:: WHAT YOU NEED TO DO ::
Find each line with the string "geen" and report it.

:: DATA EXTRACT ::
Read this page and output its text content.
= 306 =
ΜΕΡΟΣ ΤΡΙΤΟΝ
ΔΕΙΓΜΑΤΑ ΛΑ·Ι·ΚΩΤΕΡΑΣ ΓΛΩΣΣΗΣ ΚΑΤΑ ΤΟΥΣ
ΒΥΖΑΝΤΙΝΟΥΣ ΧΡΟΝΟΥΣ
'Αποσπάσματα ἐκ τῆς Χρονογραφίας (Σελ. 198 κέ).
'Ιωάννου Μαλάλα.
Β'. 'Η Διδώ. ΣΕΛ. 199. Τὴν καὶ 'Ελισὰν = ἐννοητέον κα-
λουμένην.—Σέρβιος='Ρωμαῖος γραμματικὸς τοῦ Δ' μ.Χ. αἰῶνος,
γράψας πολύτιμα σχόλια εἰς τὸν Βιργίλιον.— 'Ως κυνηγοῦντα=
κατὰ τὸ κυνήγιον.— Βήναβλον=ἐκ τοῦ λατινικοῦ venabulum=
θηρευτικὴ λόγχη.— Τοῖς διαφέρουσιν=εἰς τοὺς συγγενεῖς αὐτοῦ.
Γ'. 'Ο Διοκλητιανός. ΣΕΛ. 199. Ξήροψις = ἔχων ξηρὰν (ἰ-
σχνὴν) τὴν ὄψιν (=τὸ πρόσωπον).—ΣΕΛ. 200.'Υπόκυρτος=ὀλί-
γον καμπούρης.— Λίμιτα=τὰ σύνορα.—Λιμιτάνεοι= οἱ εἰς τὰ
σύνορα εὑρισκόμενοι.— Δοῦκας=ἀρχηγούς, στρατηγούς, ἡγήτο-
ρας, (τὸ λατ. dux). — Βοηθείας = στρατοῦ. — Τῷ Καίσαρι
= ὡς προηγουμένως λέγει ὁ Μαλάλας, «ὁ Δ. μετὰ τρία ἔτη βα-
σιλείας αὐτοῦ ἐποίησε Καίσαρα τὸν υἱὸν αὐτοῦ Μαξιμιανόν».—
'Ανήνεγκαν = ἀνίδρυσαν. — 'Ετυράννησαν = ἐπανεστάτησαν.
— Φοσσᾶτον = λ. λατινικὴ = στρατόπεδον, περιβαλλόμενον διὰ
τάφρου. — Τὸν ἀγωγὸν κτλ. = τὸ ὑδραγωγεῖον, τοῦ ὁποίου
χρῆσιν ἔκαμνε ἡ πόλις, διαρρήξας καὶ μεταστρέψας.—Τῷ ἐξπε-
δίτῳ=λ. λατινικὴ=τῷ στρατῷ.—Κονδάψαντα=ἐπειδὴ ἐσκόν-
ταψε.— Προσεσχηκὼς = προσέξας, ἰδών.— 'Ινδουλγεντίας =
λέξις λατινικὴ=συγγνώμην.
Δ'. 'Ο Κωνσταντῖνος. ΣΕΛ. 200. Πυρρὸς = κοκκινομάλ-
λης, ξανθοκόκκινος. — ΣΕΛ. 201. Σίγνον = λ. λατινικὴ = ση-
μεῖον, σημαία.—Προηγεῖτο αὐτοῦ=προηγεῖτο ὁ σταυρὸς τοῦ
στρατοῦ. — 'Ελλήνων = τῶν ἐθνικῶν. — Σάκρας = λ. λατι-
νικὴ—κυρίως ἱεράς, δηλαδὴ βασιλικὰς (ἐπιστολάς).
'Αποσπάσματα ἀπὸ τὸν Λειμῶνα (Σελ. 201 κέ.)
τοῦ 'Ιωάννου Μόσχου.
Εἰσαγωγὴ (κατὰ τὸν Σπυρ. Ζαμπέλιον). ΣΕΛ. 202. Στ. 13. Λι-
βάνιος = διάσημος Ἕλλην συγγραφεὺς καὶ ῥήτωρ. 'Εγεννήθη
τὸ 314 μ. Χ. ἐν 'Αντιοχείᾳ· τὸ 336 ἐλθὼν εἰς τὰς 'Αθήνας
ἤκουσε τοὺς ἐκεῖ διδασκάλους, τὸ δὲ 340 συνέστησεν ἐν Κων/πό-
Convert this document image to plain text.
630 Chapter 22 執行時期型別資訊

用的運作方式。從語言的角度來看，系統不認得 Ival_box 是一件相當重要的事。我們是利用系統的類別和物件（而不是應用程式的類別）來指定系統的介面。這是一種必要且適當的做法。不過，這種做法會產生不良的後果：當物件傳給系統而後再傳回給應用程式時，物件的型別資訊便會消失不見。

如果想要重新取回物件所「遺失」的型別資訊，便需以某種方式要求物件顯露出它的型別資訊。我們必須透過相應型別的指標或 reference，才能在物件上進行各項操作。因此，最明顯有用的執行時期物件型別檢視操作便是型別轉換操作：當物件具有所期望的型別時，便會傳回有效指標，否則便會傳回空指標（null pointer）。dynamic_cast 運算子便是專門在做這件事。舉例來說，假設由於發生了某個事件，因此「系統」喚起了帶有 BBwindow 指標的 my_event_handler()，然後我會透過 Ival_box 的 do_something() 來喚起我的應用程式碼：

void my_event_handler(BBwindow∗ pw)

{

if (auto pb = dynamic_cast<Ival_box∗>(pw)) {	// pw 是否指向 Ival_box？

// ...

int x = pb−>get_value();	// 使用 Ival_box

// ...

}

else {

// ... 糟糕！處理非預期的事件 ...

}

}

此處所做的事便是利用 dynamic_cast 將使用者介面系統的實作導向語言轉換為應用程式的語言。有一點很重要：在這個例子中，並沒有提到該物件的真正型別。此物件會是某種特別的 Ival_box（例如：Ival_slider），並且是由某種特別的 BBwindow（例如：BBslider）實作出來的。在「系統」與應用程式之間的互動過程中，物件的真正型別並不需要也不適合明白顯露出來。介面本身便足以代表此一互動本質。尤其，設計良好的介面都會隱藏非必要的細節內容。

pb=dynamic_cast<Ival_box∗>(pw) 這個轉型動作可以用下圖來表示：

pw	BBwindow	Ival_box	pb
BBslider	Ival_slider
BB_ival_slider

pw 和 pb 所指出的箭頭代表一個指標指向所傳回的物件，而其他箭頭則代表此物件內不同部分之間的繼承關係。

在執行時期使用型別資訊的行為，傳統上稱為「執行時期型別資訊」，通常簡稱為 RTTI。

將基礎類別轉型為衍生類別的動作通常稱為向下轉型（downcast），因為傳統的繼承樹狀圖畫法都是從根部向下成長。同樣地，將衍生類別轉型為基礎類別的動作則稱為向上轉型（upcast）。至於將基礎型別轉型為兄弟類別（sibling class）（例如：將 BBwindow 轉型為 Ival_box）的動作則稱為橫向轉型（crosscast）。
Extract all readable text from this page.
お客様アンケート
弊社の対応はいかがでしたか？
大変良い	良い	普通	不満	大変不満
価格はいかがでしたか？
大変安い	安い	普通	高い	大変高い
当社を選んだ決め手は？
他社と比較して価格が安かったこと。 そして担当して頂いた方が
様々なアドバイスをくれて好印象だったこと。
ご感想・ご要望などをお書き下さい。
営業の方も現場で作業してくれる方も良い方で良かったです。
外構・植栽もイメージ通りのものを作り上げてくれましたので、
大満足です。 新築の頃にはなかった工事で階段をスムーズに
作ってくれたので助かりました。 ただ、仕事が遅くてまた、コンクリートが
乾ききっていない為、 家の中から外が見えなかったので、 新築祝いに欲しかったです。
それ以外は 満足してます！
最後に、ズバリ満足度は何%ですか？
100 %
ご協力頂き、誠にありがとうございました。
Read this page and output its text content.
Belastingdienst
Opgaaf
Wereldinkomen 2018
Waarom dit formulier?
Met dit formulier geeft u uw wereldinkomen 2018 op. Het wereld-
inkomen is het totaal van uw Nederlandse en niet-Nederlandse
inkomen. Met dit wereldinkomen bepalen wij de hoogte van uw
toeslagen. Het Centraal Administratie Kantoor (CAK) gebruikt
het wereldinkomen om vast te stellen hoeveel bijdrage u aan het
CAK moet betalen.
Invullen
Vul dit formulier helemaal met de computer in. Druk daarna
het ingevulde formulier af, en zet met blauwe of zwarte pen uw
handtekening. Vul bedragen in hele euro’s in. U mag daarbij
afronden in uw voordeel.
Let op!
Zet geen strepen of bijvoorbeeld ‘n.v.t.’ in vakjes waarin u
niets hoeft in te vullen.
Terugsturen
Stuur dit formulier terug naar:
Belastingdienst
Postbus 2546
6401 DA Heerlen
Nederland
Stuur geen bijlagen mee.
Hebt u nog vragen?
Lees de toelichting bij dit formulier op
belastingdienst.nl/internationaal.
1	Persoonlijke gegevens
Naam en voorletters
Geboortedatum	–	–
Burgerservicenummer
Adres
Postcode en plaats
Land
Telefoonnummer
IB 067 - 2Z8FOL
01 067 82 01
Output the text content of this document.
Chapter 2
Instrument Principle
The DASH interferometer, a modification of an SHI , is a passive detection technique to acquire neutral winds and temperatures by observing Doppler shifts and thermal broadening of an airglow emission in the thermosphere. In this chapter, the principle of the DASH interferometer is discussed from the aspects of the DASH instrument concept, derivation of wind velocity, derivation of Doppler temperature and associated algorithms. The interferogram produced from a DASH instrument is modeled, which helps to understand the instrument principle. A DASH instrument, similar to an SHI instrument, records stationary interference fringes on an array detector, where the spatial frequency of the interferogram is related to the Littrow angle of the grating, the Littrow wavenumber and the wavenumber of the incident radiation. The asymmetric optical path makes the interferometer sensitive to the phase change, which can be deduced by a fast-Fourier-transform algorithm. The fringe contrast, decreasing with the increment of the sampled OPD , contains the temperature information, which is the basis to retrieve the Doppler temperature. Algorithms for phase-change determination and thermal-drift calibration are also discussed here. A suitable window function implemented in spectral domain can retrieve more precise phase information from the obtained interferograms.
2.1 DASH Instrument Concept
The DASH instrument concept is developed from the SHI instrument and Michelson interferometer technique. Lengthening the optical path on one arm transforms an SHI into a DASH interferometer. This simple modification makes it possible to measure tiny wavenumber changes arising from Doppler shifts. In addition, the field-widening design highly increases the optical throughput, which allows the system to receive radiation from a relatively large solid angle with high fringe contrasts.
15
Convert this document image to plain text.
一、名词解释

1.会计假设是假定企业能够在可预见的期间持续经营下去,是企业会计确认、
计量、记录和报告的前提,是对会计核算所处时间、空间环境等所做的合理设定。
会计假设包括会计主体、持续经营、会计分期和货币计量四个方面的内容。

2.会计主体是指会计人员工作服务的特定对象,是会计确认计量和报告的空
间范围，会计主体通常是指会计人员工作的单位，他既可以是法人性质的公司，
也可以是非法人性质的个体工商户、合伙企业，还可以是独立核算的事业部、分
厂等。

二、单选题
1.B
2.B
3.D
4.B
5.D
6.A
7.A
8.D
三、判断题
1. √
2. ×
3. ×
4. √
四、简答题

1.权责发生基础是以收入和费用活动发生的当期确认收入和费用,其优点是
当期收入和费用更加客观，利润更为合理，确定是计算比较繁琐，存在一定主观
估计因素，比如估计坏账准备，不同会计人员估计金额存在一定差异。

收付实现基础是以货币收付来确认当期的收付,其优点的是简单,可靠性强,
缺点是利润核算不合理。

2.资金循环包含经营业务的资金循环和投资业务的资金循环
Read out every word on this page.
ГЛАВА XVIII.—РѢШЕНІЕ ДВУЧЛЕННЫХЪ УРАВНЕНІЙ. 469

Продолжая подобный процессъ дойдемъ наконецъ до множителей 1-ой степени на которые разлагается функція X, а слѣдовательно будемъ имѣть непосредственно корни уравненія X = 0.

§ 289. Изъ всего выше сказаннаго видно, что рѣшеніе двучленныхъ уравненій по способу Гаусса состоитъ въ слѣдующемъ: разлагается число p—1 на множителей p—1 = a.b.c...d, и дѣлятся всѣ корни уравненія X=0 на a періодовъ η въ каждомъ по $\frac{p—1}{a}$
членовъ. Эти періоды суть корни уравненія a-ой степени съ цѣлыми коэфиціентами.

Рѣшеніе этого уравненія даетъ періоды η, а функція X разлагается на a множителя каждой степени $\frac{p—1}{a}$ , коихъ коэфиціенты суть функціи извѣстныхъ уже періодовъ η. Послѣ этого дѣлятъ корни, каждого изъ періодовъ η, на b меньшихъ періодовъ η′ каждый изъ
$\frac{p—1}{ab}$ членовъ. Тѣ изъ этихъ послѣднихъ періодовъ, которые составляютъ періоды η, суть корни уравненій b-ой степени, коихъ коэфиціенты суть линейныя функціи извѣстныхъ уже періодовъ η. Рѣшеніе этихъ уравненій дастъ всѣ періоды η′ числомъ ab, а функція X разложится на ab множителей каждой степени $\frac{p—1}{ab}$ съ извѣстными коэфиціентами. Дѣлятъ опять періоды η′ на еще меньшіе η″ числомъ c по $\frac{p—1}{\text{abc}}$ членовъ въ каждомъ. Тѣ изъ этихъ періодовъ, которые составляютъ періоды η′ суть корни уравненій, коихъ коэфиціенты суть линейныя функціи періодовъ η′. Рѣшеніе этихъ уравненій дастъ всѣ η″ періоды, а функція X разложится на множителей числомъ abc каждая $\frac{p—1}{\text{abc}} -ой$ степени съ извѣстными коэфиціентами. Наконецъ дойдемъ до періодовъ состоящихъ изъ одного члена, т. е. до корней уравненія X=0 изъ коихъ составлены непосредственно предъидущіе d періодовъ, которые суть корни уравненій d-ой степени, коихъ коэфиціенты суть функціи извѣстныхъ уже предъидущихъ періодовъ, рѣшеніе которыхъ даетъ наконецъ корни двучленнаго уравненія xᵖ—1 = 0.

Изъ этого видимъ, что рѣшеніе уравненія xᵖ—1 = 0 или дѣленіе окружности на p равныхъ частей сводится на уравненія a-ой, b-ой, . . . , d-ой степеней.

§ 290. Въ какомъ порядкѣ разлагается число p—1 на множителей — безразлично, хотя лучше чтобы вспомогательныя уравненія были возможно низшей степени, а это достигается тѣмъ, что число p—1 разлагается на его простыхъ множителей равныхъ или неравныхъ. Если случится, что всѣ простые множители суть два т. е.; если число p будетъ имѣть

:: FULL RESPONSE ::
Zet geen strepen of bijvoorbeeld ‘n.v.t.’ in vakjes waarin u
Stuur geen bijlagen mee.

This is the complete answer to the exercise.